Dataset records
★ ★ ★
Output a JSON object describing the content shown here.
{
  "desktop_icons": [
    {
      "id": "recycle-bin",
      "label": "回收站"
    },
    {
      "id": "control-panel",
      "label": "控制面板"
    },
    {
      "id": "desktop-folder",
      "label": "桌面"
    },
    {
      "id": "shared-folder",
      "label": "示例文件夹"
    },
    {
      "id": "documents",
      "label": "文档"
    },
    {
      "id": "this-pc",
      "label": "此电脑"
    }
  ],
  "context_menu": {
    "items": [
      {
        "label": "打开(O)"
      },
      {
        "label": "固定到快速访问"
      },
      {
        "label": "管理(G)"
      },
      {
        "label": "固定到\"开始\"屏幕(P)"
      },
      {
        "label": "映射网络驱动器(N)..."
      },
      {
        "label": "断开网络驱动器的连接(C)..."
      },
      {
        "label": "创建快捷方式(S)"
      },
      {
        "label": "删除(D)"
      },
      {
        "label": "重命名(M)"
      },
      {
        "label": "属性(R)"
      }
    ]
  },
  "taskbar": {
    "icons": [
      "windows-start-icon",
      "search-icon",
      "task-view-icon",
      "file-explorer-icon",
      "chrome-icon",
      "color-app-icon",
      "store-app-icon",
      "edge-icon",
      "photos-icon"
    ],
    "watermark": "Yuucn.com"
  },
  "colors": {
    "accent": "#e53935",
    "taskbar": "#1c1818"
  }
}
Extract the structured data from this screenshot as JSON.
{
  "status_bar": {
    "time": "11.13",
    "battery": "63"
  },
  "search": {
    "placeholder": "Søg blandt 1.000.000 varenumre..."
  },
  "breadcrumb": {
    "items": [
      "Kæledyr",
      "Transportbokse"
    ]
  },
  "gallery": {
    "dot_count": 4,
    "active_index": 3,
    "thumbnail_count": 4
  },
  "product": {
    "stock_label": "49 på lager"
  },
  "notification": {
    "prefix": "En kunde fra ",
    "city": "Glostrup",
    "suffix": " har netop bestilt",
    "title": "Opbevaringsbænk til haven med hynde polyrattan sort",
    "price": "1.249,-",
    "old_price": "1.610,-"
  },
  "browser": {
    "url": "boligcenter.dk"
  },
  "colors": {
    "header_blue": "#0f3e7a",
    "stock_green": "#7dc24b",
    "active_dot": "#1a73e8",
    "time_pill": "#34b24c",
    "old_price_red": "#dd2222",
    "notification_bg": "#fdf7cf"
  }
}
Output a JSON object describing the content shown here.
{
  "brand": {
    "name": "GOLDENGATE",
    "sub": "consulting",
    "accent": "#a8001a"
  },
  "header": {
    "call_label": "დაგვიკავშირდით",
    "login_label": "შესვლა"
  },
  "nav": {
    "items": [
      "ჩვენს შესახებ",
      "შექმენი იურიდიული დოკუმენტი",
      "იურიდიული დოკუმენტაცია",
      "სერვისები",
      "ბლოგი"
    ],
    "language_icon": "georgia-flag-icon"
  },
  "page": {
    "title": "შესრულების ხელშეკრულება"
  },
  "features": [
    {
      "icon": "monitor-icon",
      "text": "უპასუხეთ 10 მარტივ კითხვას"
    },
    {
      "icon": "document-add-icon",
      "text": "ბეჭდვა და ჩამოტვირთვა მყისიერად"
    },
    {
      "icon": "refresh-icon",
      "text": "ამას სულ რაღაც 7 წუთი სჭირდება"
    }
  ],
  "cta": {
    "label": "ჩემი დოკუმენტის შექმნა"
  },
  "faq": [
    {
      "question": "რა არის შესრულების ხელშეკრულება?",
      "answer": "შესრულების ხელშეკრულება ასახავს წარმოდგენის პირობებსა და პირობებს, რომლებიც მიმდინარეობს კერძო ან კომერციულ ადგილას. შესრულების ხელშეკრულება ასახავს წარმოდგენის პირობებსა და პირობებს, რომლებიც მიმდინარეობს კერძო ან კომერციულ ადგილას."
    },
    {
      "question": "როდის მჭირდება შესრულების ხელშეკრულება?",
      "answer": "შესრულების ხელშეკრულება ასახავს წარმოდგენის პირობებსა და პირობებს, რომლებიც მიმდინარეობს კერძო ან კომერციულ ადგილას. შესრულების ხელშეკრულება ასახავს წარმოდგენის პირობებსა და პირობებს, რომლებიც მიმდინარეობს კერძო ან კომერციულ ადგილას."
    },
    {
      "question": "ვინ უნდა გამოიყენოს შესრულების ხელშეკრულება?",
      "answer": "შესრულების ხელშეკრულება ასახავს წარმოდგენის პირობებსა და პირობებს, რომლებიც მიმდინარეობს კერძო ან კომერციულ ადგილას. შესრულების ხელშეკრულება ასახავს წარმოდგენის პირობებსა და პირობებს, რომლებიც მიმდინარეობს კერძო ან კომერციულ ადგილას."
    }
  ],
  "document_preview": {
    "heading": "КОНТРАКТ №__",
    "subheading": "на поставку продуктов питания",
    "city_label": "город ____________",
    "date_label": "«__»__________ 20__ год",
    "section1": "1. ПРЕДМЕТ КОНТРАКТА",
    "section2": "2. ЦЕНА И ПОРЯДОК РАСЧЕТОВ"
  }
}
★ ★ ★
* _Directions_:
Every line above should be written out again exactly as it stands.

* _Result for this exercise_:
Output a JSON object describing the content shown here.
{
  "desktop_icons": [
    {
      "id": "recycle-bin",
      "label": "回收站"
    },
    {
      "id": "control-panel",
      "label": "控制面板"
    },
    {
      "id": "desktop-folder",
      "label": "桌面"
    },
    {
      "id": "shared-folder",
      "label": "示例文件夹"
    },
    {
      "id": "documents",
      "label": "文档"
    },
    {
      "id": "this-pc",
      "label": "此电脑"
    }
  ],
  "context_menu": {
    "items": [
      {
        "label": "打开(O)"
      },
      {
        "label": "固定到快速访问"
      },
      {
        "label": "管理(G)"
      },
      {
        "label": "固定到\"开始\"屏幕(P)"
      },
      {
        "label": "映射网络驱动器(N)..."
      },
      {
        "label": "断开网络驱动器的连接(C)..."
      },
      {
        "label": "创建快捷方式(S)"
      },
      {
        "label": "删除(D)"
      },
      {
        "label": "重命名(M)"
      },
      {
        "label": "属性(R)"
      }
    ]
  },
  "taskbar": {
    "icons": [
      "windows-start-icon",
      "search-icon",
      "task-view-icon",
      "file-explorer-icon",
      "chrome-icon",
      "color-app-icon",
      "store-app-icon",
      "edge-icon",
      "photos-icon"
    ],
    "watermark": "Yuucn.com"
  },
  "colors": {
    "accent": "#e53935",
    "taskbar": "#1c1818"
  }
}
Extract the structured data from this screenshot as JSON.
{
  "status_bar": {
    "time": "11.13",
    "battery": "63"
  },
  "search": {
    "placeholder": "Søg blandt 1.000.000 varenumre..."
  },
  "breadcrumb": {
    "items": [
      "Kæledyr",
      "Transportbokse"
    ]
  },
  "gallery": {
    "dot_count": 4,
    "active_index": 3,
    "thumbnail_count": 4
  },
  "product": {
    "stock_label": "49 på lager"
  },
  "notification": {
    "prefix": "En kunde fra ",
    "city": "Glostrup",
    "suffix": " har netop bestilt",
    "title": "Opbevaringsbænk til haven med hynde polyrattan sort",
    "price": "1.249,-",
    "old_price": "1.610,-"
  },
  "browser": {
    "url": "boligcenter.dk"
  },
  "colors": {
    "header_blue": "#0f3e7a",
    "stock_green": "#7dc24b",
    "active_dot": "#1a73e8",
    "time_pill": "#34b24c",
    "old_price_red": "#dd2222",
    "notification_bg": "#fdf7cf"
  }
}
Output a JSON object describing the content shown here.
{
  "brand": {
    "name": "GOLDENGATE",
    "sub": "consulting",
    "accent": "#a8001a"
  },
  "header": {
    "call_label": "დაგვიკავშირდით",
    "login_label": "შესვლა"
  },
  "nav": {
    "items": [
      "ჩვენს შესახებ",
      "შექმენი იურიდიული დოკუმენტი",
      "იურიდიული დოკუმენტაცია",
      "სერვისები",
      "ბლოგი"
    ],
    "language_icon": "georgia-flag-icon"
  },
  "page": {
    "title": "შესრულების ხელშეკრულება"
  },
  "features": [
    {
      "icon": "monitor-icon",
      "text": "უპასუხეთ 10 მარტივ კითხვას"
    },
    {
      "icon": "document-add-icon",
      "text": "ბეჭდვა და ჩამოტვირთვა მყისიერად"
    },
    {
      "icon": "refresh-icon",
      "text": "ამას სულ რაღაც 7 წუთი სჭირდება"
    }
  ],
  "cta": {
    "label": "ჩემი დოკუმენტის შექმნა"
  },
  "faq": [
    {
      "question": "რა არის შესრულების ხელშეკრულება?",
      "answer": "შესრულების ხელშეკრულება ასახავს წარმოდგენის პირობებსა და პირობებს, რომლებიც მიმდინარეობს კერძო ან კომერციულ ადგილას. შესრულების ხელშეკრულება ასახავს წარმოდგენის პირობებსა და პირობებს, რომლებიც მიმდინარეობს კერძო ან კომერციულ ადგილას."
    },
    {
      "question": "როდის მჭირდება შესრულების ხელშეკრულება?",
      "answer": "შესრულების ხელშეკრულება ასახავს წარმოდგენის პირობებსა და პირობებს, რომლებიც მიმდინარეობს კერძო ან კომერციულ ადგილას. შესრულების ხელშეკრულება ასახავს წარმოდგენის პირობებსა და პირობებს, რომლებიც მიმდინარეობს კერძო ან კომერციულ ადგილას."
    },
    {
      "question": "ვინ უნდა გამოიყენოს შესრულების ხელშეკრულება?",
      "answer": "შესრულების ხელშეკრულება ასახავს წარმოდგენის პირობებსა და პირობებს, რომლებიც მიმდინარეობს კერძო ან კომერციულ ადგილას. შესრულების ხელშეკრულება ასახავს წარმოდგენის პირობებსა და პირობებს, რომლებიც მიმდინარეობს კერძო ან კომერციულ ადგილას."
    }
  ],
  "document_preview": {
    "heading": "КОНТРАКТ №__",
    "subheading": "на поставку продуктов питания",
    "city_label": "город ____________",
    "date_label": "«__»__________ 20__ год",
    "section1": "1. ПРЕДМЕТ КОНТРАКТА",
    "section2": "2. ЦЕНА И ПОРЯДОК РАСЧЕТОВ"
  }
}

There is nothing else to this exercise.